TASK DATA:
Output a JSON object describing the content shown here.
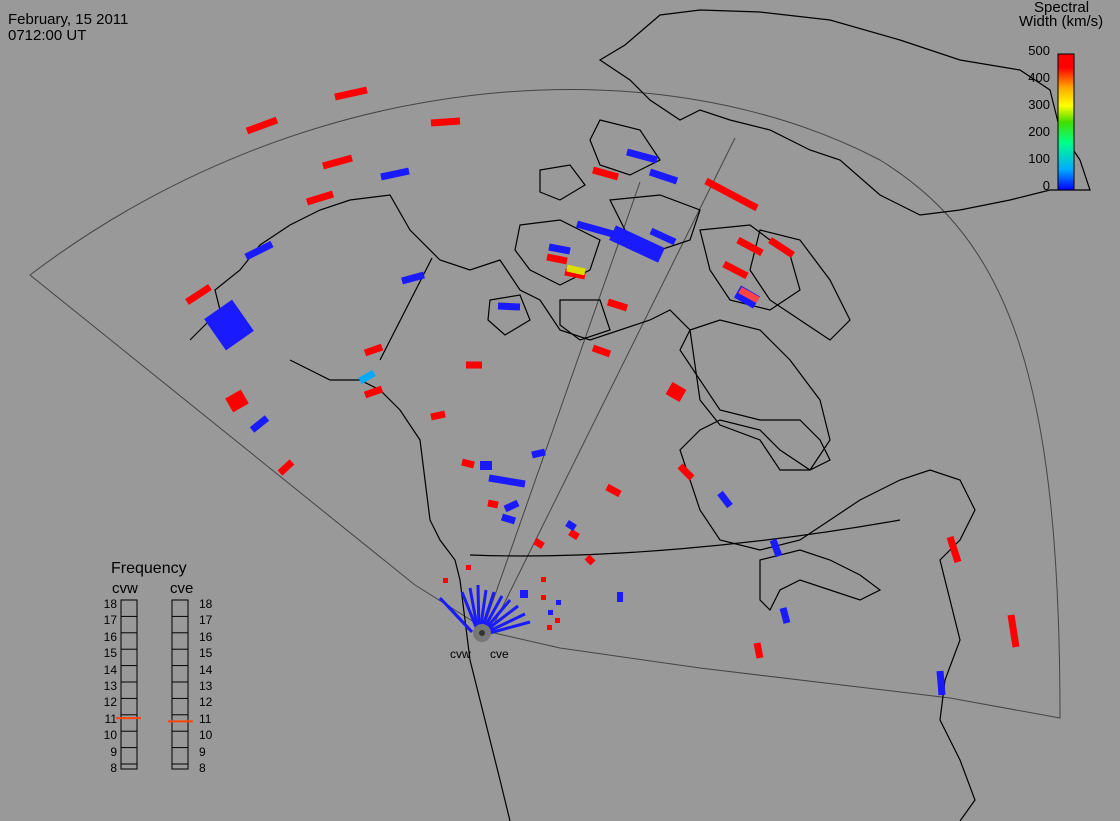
{
  "header": {
    "date": "February, 15 2011",
    "time": "0712:00 UT"
  },
  "colorbar": {
    "title_line1": "Spectral",
    "title_line2": "Width (km/s)",
    "ticks": [
      "500",
      "400",
      "300",
      "200",
      "100",
      "0"
    ],
    "min": 0,
    "max": 500,
    "colors": [
      "#0000ff",
      "#00aaff",
      "#00ff88",
      "#44dd00",
      "#ffff00",
      "#ffaa00",
      "#ff0000"
    ]
  },
  "frequency_panel": {
    "title": "Frequency",
    "radars": [
      "cvw",
      "cve"
    ],
    "scale": [
      "18",
      "17",
      "16",
      "15",
      "14",
      "13",
      "12",
      "11",
      "10",
      "9",
      "8"
    ],
    "cvw_value": 10.8,
    "cve_value": 10.6,
    "marker_color": "#ff4400"
  },
  "radars": {
    "cvw_label": "cvw",
    "cve_label": "cve"
  },
  "colors": {
    "background": "#999999",
    "coastline": "#000000",
    "fov": "#444444"
  }
}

EXERCISE DETAILS: Repeat the records in full, exactly as they appear, without the pictures.

SOLUTION TO THE PROBLEM:
Output a JSON object describing the content shown here.
{
  "header": {
    "date": "February, 15 2011",
    "time": "0712:00 UT"
  },
  "colorbar": {
    "title_line1": "Spectral",
    "title_line2": "Width (km/s)",
    "ticks": [
      "500",
      "400",
      "300",
      "200",
      "100",
      "0"
    ],
    "min": 0,
    "max": 500,
    "colors": [
      "#0000ff",
      "#00aaff",
      "#00ff88",
      "#44dd00",
      "#ffff00",
      "#ffaa00",
      "#ff0000"
    ]
  },
  "frequency_panel": {
    "title": "Frequency",
    "radars": [
      "cvw",
      "cve"
    ],
    "scale": [
      "18",
      "17",
      "16",
      "15",
      "14",
      "13",
      "12",
      "11",
      "10",
      "9",
      "8"
    ],
    "cvw_value": 10.8,
    "cve_value": 10.6,
    "marker_color": "#ff4400"
  },
  "radars": {
    "cvw_label": "cvw",
    "cve_label": "cve"
  },
  "colors": {
    "background": "#999999",
    "coastline": "#000000",
    "fov": "#444444"
  }
}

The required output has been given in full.